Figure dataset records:
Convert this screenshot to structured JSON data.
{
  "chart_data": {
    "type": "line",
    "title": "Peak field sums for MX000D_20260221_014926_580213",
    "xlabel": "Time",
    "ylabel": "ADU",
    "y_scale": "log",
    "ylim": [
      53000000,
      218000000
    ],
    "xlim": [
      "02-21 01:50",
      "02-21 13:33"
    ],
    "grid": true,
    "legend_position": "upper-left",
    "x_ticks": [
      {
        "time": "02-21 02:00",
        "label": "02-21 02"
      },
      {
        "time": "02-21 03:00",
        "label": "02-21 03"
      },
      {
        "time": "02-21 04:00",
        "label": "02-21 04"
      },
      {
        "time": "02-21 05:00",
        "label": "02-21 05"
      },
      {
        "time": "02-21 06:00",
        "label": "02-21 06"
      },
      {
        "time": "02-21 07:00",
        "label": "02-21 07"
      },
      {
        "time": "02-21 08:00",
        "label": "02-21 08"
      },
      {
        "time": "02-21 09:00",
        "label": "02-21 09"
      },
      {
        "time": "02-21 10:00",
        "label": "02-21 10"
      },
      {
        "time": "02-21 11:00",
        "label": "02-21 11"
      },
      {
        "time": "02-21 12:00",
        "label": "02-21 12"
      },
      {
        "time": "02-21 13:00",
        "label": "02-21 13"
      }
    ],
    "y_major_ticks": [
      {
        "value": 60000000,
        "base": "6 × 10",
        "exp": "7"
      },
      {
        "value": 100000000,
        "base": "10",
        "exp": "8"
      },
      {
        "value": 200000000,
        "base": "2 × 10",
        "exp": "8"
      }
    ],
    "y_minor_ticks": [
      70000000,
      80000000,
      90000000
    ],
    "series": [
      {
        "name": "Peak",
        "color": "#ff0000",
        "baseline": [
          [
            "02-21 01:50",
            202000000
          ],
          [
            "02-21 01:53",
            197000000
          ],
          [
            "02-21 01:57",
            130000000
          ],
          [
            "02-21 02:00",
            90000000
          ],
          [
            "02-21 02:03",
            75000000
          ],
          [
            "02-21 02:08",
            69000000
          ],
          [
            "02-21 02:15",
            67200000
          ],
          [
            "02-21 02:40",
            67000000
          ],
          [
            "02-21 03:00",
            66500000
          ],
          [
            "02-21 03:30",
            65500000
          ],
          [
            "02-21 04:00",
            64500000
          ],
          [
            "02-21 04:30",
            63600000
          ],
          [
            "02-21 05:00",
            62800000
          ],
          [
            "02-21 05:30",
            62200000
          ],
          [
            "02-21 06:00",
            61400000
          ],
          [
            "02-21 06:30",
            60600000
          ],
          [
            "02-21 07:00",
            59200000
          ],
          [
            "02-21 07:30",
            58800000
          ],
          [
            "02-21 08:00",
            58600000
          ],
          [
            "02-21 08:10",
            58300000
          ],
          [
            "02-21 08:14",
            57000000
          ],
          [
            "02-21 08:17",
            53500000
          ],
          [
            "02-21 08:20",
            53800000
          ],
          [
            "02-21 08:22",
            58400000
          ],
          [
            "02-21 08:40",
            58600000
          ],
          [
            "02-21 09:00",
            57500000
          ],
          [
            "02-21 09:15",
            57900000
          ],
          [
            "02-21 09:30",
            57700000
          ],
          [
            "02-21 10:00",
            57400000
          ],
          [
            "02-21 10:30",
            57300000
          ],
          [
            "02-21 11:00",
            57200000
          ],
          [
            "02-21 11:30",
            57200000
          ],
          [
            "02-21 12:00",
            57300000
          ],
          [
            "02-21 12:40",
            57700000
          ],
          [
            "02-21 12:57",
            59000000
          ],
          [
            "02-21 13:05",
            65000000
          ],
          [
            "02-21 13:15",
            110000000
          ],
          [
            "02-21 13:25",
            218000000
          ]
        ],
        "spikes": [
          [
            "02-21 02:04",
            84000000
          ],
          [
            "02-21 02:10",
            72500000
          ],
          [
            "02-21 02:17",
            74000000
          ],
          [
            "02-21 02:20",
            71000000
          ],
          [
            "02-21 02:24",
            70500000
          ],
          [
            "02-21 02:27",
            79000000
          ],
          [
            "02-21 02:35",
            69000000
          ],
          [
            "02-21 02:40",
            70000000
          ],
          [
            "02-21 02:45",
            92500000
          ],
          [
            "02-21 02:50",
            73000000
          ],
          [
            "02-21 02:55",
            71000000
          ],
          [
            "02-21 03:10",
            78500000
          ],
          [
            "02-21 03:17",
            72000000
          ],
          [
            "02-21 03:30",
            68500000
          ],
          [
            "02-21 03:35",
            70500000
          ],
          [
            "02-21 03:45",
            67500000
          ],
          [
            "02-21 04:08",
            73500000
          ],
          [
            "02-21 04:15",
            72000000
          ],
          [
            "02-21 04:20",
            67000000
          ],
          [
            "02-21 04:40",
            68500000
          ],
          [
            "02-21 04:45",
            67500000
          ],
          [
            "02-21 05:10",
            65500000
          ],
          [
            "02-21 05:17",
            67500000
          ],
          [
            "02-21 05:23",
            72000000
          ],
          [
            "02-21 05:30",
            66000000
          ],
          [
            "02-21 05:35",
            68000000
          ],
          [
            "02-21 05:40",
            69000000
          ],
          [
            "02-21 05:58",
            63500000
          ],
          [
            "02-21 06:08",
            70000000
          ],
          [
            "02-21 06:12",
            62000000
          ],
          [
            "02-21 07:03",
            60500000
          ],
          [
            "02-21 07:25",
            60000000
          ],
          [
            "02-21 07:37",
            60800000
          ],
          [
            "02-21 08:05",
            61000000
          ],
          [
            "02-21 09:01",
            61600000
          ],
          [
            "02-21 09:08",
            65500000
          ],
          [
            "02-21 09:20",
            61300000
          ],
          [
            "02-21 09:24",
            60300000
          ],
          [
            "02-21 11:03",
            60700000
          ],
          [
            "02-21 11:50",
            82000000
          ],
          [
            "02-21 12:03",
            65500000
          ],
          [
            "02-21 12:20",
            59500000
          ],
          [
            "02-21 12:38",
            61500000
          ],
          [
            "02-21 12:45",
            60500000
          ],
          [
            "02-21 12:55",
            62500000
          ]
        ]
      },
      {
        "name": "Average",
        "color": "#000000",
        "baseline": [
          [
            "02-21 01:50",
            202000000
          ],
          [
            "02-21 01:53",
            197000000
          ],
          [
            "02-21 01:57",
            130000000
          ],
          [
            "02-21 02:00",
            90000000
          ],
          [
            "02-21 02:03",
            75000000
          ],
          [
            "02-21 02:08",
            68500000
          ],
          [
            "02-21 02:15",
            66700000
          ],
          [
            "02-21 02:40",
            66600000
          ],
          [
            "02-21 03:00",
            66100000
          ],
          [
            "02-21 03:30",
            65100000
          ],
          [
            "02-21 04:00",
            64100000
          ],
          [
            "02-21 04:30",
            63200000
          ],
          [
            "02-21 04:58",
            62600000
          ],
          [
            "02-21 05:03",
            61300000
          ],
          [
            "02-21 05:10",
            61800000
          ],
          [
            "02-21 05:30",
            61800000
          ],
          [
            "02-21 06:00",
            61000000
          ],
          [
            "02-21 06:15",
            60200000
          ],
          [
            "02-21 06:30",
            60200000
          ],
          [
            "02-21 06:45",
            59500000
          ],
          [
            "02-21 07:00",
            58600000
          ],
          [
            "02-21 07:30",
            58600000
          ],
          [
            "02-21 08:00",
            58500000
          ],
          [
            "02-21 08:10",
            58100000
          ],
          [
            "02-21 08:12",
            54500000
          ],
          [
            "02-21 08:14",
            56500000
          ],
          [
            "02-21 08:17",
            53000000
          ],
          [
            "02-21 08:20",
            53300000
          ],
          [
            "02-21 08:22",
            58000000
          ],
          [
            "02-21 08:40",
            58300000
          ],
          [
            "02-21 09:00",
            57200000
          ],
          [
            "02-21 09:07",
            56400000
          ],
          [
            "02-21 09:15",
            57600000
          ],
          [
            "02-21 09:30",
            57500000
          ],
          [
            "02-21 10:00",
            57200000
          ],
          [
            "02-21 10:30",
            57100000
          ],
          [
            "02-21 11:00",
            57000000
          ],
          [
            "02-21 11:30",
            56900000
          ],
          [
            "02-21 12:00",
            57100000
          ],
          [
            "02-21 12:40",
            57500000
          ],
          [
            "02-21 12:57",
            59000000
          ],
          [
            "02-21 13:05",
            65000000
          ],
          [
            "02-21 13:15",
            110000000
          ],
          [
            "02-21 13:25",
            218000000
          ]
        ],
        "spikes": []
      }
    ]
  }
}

Task goal:
Your task is to report how many lines of the material include the string "value". Give the number and no other words.

Answer to the problem:
3